Extracted entries |
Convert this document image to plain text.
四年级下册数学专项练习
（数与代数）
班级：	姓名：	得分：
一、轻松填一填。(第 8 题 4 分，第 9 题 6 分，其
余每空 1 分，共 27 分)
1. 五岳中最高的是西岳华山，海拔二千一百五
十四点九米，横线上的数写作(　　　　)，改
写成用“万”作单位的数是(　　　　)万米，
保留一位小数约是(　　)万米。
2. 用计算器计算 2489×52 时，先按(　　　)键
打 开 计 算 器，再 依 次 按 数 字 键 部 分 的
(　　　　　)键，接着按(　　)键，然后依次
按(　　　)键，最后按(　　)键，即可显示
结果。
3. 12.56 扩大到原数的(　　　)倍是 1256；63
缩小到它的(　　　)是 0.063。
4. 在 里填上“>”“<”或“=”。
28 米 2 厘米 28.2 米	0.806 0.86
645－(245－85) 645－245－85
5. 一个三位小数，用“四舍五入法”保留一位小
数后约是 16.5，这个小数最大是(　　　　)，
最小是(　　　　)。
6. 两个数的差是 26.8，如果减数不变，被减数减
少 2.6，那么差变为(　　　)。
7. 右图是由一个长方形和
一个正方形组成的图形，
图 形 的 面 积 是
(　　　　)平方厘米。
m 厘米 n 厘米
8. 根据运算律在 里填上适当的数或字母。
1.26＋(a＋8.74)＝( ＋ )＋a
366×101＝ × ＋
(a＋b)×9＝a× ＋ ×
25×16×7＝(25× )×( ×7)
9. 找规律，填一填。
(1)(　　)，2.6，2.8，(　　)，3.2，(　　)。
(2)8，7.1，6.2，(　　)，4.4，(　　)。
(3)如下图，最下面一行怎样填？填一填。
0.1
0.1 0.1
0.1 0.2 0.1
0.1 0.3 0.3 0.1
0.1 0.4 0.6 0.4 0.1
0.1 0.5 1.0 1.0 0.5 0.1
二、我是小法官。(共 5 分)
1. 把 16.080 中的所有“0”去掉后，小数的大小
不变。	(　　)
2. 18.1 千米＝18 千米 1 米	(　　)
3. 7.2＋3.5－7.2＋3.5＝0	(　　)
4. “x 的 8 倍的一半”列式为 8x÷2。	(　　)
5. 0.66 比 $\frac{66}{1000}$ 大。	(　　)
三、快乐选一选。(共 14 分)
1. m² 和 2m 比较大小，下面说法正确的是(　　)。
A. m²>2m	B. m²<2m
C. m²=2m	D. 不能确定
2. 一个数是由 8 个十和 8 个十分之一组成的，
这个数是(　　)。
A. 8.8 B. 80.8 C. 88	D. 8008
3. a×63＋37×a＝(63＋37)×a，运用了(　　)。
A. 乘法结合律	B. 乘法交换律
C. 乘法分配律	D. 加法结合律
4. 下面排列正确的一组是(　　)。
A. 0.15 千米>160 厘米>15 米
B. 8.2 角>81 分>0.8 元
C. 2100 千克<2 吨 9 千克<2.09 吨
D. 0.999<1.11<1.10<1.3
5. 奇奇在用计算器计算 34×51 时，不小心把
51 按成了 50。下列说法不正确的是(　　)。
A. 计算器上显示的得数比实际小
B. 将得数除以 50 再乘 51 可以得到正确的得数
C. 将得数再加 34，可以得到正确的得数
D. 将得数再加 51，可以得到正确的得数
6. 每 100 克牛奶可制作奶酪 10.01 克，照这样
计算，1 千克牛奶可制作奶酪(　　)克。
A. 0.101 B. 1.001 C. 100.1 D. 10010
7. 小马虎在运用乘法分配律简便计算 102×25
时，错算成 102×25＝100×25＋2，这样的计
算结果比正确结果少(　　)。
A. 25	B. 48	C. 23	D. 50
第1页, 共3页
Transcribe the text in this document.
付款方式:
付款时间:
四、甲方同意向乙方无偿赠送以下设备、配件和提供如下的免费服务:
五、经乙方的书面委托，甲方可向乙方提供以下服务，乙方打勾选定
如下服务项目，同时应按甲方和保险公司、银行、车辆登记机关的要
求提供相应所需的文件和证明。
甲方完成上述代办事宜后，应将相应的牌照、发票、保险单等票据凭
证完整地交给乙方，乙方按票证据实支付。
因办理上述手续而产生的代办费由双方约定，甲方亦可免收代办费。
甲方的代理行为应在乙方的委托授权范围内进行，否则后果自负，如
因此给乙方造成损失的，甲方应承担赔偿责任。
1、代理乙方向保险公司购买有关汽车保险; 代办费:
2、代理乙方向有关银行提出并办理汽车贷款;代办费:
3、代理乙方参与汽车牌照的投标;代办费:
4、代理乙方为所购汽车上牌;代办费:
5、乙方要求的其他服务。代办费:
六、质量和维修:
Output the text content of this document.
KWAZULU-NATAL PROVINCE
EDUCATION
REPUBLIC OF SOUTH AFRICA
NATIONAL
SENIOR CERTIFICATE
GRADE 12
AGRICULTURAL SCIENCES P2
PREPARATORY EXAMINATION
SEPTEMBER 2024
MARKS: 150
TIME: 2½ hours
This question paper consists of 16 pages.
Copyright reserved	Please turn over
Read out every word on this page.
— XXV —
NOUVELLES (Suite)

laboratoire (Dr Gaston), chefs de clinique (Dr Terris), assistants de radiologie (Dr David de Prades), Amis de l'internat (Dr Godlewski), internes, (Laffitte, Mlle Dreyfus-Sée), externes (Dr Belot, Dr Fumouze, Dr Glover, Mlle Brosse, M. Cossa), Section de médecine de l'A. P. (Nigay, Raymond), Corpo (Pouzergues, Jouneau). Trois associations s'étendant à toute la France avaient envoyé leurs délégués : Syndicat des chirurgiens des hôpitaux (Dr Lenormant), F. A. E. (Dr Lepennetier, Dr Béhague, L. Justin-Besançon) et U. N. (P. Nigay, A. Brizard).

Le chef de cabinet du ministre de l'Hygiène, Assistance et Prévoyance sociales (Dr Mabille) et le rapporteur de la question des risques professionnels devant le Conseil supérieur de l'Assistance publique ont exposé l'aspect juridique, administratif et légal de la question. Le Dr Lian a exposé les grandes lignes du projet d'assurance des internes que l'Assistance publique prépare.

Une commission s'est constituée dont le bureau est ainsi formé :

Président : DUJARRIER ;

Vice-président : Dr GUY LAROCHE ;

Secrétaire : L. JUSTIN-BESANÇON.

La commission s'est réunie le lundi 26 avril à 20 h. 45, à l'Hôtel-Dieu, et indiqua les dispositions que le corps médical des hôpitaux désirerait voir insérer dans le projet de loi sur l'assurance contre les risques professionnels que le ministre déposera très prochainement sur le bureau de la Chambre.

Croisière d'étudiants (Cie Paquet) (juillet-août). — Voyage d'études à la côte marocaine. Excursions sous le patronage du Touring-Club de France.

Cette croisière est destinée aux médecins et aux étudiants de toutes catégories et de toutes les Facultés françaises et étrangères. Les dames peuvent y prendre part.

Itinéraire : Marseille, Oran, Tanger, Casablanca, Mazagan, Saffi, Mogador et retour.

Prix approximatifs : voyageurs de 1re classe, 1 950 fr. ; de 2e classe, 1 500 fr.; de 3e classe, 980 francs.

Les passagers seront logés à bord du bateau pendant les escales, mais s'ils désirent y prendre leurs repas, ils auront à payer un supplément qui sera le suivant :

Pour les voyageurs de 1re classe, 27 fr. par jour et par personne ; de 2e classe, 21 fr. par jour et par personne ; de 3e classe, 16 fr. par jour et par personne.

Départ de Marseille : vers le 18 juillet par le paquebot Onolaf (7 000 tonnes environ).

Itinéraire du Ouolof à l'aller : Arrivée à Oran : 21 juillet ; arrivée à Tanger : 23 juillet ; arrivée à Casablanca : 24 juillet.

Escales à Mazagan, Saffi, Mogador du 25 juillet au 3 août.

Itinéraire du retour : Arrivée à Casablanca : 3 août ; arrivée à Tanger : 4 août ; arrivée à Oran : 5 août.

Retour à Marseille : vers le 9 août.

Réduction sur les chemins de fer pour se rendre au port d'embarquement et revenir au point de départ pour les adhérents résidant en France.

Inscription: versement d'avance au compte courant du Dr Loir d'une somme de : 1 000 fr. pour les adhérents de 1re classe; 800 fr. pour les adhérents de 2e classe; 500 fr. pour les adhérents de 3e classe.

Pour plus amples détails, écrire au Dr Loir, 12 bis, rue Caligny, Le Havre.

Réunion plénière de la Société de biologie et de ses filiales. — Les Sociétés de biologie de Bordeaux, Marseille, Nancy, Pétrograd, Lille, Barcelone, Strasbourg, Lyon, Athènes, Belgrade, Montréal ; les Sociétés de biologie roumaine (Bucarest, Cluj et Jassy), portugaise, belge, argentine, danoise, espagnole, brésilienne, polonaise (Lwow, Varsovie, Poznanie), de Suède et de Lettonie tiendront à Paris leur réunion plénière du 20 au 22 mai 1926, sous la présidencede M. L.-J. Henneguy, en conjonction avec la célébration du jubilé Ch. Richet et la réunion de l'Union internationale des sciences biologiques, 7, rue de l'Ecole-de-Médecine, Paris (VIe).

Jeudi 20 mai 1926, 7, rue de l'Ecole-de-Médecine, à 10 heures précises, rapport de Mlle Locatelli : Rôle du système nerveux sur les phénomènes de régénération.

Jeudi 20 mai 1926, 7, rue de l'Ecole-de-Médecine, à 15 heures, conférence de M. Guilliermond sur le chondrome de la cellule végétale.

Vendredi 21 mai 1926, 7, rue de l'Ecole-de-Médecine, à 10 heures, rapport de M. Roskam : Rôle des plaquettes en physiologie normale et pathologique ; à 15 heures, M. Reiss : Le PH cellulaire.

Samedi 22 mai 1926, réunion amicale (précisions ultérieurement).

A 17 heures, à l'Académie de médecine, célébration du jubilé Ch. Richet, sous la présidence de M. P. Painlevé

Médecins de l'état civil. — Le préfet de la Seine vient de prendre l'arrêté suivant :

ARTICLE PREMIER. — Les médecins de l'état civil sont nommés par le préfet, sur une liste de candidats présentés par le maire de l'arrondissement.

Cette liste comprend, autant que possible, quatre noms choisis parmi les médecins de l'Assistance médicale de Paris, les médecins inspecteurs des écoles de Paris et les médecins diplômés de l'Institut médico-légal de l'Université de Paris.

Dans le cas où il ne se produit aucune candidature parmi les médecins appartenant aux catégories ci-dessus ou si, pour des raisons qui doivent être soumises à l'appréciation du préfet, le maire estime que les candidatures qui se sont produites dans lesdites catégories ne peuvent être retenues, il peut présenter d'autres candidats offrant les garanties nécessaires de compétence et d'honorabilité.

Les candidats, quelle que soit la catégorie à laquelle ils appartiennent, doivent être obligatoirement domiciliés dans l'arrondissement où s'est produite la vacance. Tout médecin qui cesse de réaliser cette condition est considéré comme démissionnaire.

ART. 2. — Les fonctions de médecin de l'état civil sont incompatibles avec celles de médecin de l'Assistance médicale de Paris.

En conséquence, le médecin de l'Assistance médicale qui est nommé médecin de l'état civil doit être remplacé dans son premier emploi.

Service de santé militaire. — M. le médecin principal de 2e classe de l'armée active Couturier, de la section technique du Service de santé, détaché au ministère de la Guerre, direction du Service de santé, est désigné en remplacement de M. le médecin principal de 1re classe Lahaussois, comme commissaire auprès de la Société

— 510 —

Work to complete | Where a line above holds the string "Mazagan", show that line.

Full response |
Itinéraire : Marseille, Oran, Tanger, Casablanca, Mazagan, Saffi, Mogador et retour.
Escales à Mazagan, Saffi, Mogador du 25 juillet au 3 août.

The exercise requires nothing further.